╭──

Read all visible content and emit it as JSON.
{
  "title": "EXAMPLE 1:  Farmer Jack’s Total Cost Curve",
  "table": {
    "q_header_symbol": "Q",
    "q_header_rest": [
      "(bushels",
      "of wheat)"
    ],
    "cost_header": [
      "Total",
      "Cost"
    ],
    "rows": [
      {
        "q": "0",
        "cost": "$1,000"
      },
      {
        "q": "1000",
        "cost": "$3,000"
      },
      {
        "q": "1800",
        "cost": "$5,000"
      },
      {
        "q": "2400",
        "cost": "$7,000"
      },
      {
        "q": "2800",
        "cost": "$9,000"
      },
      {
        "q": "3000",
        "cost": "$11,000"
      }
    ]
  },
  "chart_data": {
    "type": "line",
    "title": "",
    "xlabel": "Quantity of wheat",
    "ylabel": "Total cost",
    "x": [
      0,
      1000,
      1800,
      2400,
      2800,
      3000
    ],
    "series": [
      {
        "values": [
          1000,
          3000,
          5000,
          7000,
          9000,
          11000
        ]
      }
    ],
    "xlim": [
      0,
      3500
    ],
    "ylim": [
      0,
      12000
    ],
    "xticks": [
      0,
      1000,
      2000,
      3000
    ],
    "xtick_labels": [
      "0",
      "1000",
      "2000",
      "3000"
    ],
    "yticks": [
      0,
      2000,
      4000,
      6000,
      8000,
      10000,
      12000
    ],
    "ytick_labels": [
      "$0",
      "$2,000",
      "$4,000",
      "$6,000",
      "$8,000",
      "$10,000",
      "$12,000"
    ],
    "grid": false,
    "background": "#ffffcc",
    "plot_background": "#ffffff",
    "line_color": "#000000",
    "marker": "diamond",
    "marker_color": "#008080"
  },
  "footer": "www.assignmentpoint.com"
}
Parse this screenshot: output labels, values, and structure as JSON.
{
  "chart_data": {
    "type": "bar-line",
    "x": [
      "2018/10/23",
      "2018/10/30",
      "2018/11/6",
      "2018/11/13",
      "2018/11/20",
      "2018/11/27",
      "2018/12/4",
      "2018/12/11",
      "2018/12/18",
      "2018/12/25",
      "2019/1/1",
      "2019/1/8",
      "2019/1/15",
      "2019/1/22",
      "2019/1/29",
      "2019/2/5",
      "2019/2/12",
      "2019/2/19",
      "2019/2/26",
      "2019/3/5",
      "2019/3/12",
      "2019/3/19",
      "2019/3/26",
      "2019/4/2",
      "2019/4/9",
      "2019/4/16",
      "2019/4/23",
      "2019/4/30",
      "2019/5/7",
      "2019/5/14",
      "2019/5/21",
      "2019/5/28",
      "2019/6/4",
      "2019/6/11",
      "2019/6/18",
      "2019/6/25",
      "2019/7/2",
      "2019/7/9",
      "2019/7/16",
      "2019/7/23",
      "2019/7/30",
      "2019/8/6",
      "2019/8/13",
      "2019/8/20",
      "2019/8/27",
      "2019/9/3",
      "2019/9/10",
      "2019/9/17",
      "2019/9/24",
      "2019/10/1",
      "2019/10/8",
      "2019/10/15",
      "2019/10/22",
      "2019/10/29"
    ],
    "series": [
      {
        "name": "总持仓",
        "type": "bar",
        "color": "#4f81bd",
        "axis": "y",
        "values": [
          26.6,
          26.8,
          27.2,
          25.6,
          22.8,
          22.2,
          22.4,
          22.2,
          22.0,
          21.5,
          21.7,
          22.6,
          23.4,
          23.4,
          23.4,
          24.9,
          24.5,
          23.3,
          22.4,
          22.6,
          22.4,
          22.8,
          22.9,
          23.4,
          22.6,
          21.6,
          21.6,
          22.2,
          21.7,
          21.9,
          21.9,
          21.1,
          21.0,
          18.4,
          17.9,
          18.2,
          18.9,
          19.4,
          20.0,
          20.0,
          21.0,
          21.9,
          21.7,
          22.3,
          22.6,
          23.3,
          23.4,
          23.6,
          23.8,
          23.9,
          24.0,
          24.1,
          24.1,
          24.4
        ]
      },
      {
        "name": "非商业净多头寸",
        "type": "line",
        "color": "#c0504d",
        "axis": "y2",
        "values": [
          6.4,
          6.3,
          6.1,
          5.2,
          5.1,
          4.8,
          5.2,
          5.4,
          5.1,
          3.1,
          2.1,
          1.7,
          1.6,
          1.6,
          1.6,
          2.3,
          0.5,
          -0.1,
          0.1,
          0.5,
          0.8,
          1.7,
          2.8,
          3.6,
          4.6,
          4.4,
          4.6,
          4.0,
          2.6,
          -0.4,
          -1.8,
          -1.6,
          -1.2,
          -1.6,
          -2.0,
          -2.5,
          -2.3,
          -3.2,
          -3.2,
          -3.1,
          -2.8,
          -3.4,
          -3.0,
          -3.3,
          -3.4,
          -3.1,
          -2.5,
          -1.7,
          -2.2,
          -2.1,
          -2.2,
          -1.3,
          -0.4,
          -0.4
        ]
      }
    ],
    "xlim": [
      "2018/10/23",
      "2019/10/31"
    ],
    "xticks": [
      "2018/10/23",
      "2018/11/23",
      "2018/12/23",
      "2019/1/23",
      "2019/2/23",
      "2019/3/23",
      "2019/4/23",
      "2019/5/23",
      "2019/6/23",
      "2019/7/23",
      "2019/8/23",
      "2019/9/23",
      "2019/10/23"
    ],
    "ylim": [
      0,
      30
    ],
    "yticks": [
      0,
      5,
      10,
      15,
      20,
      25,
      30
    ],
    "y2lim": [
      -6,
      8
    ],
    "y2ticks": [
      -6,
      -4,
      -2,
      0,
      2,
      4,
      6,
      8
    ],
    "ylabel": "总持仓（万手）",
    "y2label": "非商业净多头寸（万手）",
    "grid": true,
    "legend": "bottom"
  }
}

╰──

*Task statement*. Copy out the material above in its entirety. Every detail must match.

*Task response*.
Read all visible content and emit it as JSON.
{
  "title": "EXAMPLE 1:  Farmer Jack’s Total Cost Curve",
  "table": {
    "q_header_symbol": "Q",
    "q_header_rest": [
      "(bushels",
      "of wheat)"
    ],
    "cost_header": [
      "Total",
      "Cost"
    ],
    "rows": [
      {
        "q": "0",
        "cost": "$1,000"
      },
      {
        "q": "1000",
        "cost": "$3,000"
      },
      {
        "q": "1800",
        "cost": "$5,000"
      },
      {
        "q": "2400",
        "cost": "$7,000"
      },
      {
        "q": "2800",
        "cost": "$9,000"
      },
      {
        "q": "3000",
        "cost": "$11,000"
      }
    ]
  },
  "chart_data": {
    "type": "line",
    "title": "",
    "xlabel": "Quantity of wheat",
    "ylabel": "Total cost",
    "x": [
      0,
      1000,
      1800,
      2400,
      2800,
      3000
    ],
    "series": [
      {
        "values": [
          1000,
          3000,
          5000,
          7000,
          9000,
          11000
        ]
      }
    ],
    "xlim": [
      0,
      3500
    ],
    "ylim": [
      0,
      12000
    ],
    "xticks": [
      0,
      1000,
      2000,
      3000
    ],
    "xtick_labels": [
      "0",
      "1000",
      "2000",
      "3000"
    ],
    "yticks": [
      0,
      2000,
      4000,
      6000,
      8000,
      10000,
      12000
    ],
    "ytick_labels": [
      "$0",
      "$2,000",
      "$4,000",
      "$6,000",
      "$8,000",
      "$10,000",
      "$12,000"
    ],
    "grid": false,
    "background": "#ffffcc",
    "plot_background": "#ffffff",
    "line_color": "#000000",
    "marker": "diamond",
    "marker_color": "#008080"
  },
  "footer": "www.assignmentpoint.com"
}
Parse this screenshot: output labels, values, and structure as JSON.
{
  "chart_data": {
    "type": "bar-line",
    "x": [
      "2018/10/23",
      "2018/10/30",
      "2018/11/6",
      "2018/11/13",
      "2018/11/20",
      "2018/11/27",
      "2018/12/4",
      "2018/12/11",
      "2018/12/18",
      "2018/12/25",
      "2019/1/1",
      "2019/1/8",
      "2019/1/15",
      "2019/1/22",
      "2019/1/29",
      "2019/2/5",
      "2019/2/12",
      "2019/2/19",
      "2019/2/26",
      "2019/3/5",
      "2019/3/12",
      "2019/3/19",
      "2019/3/26",
      "2019/4/2",
      "2019/4/9",
      "2019/4/16",
      "2019/4/23",
      "2019/4/30",
      "2019/5/7",
      "2019/5/14",
      "2019/5/21",
      "2019/5/28",
      "2019/6/4",
      "2019/6/11",
      "2019/6/18",
      "2019/6/25",
      "2019/7/2",
      "2019/7/9",
      "2019/7/16",
      "2019/7/23",
      "2019/7/30",
      "2019/8/6",
      "2019/8/13",
      "2019/8/20",
      "2019/8/27",
      "2019/9/3",
      "2019/9/10",
      "2019/9/17",
      "2019/9/24",
      "2019/10/1",
      "2019/10/8",
      "2019/10/15",
      "2019/10/22",
      "2019/10/29"
    ],
    "series": [
      {
        "name": "总持仓",
        "type": "bar",
        "color": "#4f81bd",
        "axis": "y",
        "values": [
          26.6,
          26.8,
          27.2,
          25.6,
          22.8,
          22.2,
          22.4,
          22.2,
          22.0,
          21.5,
          21.7,
          22.6,
          23.4,
          23.4,
          23.4,
          24.9,
          24.5,
          23.3,
          22.4,
          22.6,
          22.4,
          22.8,
          22.9,
          23.4,
          22.6,
          21.6,
          21.6,
          22.2,
          21.7,
          21.9,
          21.9,
          21.1,
          21.0,
          18.4,
          17.9,
          18.2,
          18.9,
          19.4,
          20.0,
          20.0,
          21.0,
          21.9,
          21.7,
          22.3,
          22.6,
          23.3,
          23.4,
          23.6,
          23.8,
          23.9,
          24.0,
          24.1,
          24.1,
          24.4
        ]
      },
      {
        "name": "非商业净多头寸",
        "type": "line",
        "color": "#c0504d",
        "axis": "y2",
        "values": [
          6.4,
          6.3,
          6.1,
          5.2,
          5.1,
          4.8,
          5.2,
          5.4,
          5.1,
          3.1,
          2.1,
          1.7,
          1.6,
          1.6,
          1.6,
          2.3,
          0.5,
          -0.1,
          0.1,
          0.5,
          0.8,
          1.7,
          2.8,
          3.6,
          4.6,
          4.4,
          4.6,
          4.0,
          2.6,
          -0.4,
          -1.8,
          -1.6,
          -1.2,
          -1.6,
          -2.0,
          -2.5,
          -2.3,
          -3.2,
          -3.2,
          -3.1,
          -2.8,
          -3.4,
          -3.0,
          -3.3,
          -3.4,
          -3.1,
          -2.5,
          -1.7,
          -2.2,
          -2.1,
          -2.2,
          -1.3,
          -0.4,
          -0.4
        ]
      }
    ],
    "xlim": [
      "2018/10/23",
      "2019/10/31"
    ],
    "xticks": [
      "2018/10/23",
      "2018/11/23",
      "2018/12/23",
      "2019/1/23",
      "2019/2/23",
      "2019/3/23",
      "2019/4/23",
      "2019/5/23",
      "2019/6/23",
      "2019/7/23",
      "2019/8/23",
      "2019/9/23",
      "2019/10/23"
    ],
    "ylim": [
      0,
      30
    ],
    "yticks": [
      0,
      5,
      10,
      15,
      20,
      25,
      30
    ],
    "y2lim": [
      -6,
      8
    ],
    "y2ticks": [
      -6,
      -4,
      -2,
      0,
      2,
      4,
      6,
      8
    ],
    "ylabel": "总持仓（万手）",
    "y2label": "非商业净多头寸（万手）",
    "grid": true,
    "legend": "bottom"
  }
}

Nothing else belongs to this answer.